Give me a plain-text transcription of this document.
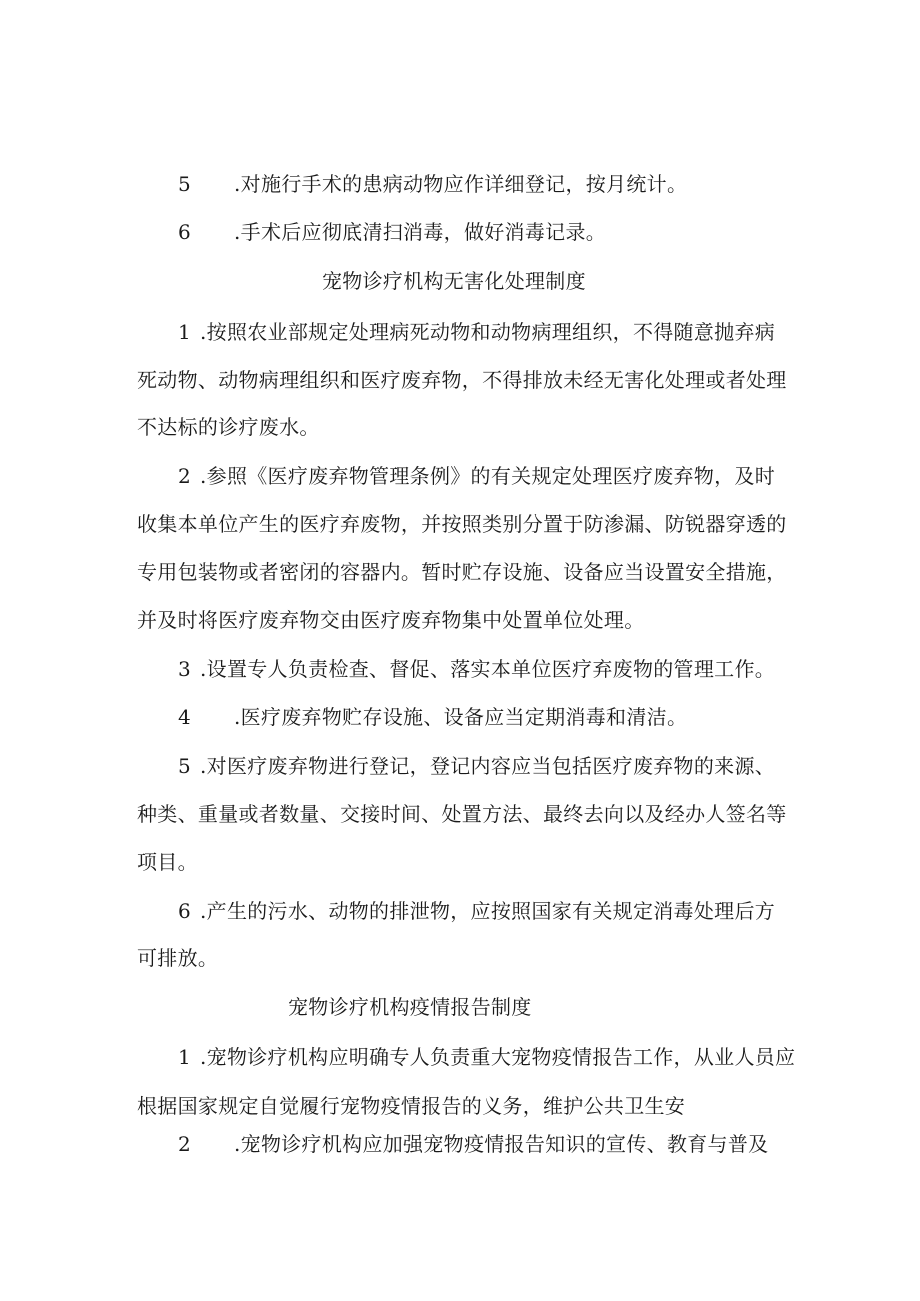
5 .对施行手术的患病动物应作详细登记，按月统计。
6 .手术后应彻底清扫消毒，做好消毒记录。
宠物诊疗机构无害化处理制度
1 .按照农业部规定处理病死动物和动物病理组织，不得随意抛弃病
死动物、动物病理组织和医疗废弃物，不得排放未经无害化处理或者处理
不达标的诊疗废水。
2 .参照《医疗废弃物管理条例》的有关规定处理医疗废弃物，及时
收集本单位产生的医疗弃废物，并按照类别分置于防渗漏、防锐器穿透的
专用包装物或者密闭的容器内。暂时贮存设施、设备应当设置安全措施，
并及时将医疗废弃物交由医疗废弃物集中处置单位处理。
3 .设置专人负责检查、督促、落实本单位医疗弃废物的管理工作。
4 .医疗废弃物贮存设施、设备应当定期消毒和清洁。
5 .对医疗废弃物进行登记，登记内容应当包括医疗废弃物的来源、
种类、重量或者数量、交接时间、处置方法、最终去向以及经办人签名等
项目。
6 .产生的污水、动物的排泄物，应按照国家有关规定消毒处理后方
可排放。
宠物诊疗机构疫情报告制度
1 .宠物诊疗机构应明确专人负责重大宠物疫情报告工作，从业人员应
根据国家规定自觉履行宠物疫情报告的义务，维护公共卫生安
2 .宠物诊疗机构应加强宠物疫情报告知识的宣传、教育与普及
== == ==
THE EXERCISE:
Transcribe the complete set of entries verbatim. No pictures belong in the copy.

SOLVED EXERCISE:
Give me a plain-text transcription of this document.
5 .对施行手术的患病动物应作详细登记，按月统计。
6 .手术后应彻底清扫消毒，做好消毒记录。
宠物诊疗机构无害化处理制度
1 .按照农业部规定处理病死动物和动物病理组织，不得随意抛弃病
死动物、动物病理组织和医疗废弃物，不得排放未经无害化处理或者处理
不达标的诊疗废水。
2 .参照《医疗废弃物管理条例》的有关规定处理医疗废弃物，及时
收集本单位产生的医疗弃废物，并按照类别分置于防渗漏、防锐器穿透的
专用包装物或者密闭的容器内。暂时贮存设施、设备应当设置安全措施，
并及时将医疗废弃物交由医疗废弃物集中处置单位处理。
3 .设置专人负责检查、督促、落实本单位医疗弃废物的管理工作。
4 .医疗废弃物贮存设施、设备应当定期消毒和清洁。
5 .对医疗废弃物进行登记，登记内容应当包括医疗废弃物的来源、
种类、重量或者数量、交接时间、处置方法、最终去向以及经办人签名等
项目。
6 .产生的污水、动物的排泄物，应按照国家有关规定消毒处理后方
可排放。
宠物诊疗机构疫情报告制度
1 .宠物诊疗机构应明确专人负责重大宠物疫情报告工作，从业人员应
根据国家规定自觉履行宠物疫情报告的义务，维护公共卫生安
2 .宠物诊疗机构应加强宠物疫情报告知识的宣传、教育与普及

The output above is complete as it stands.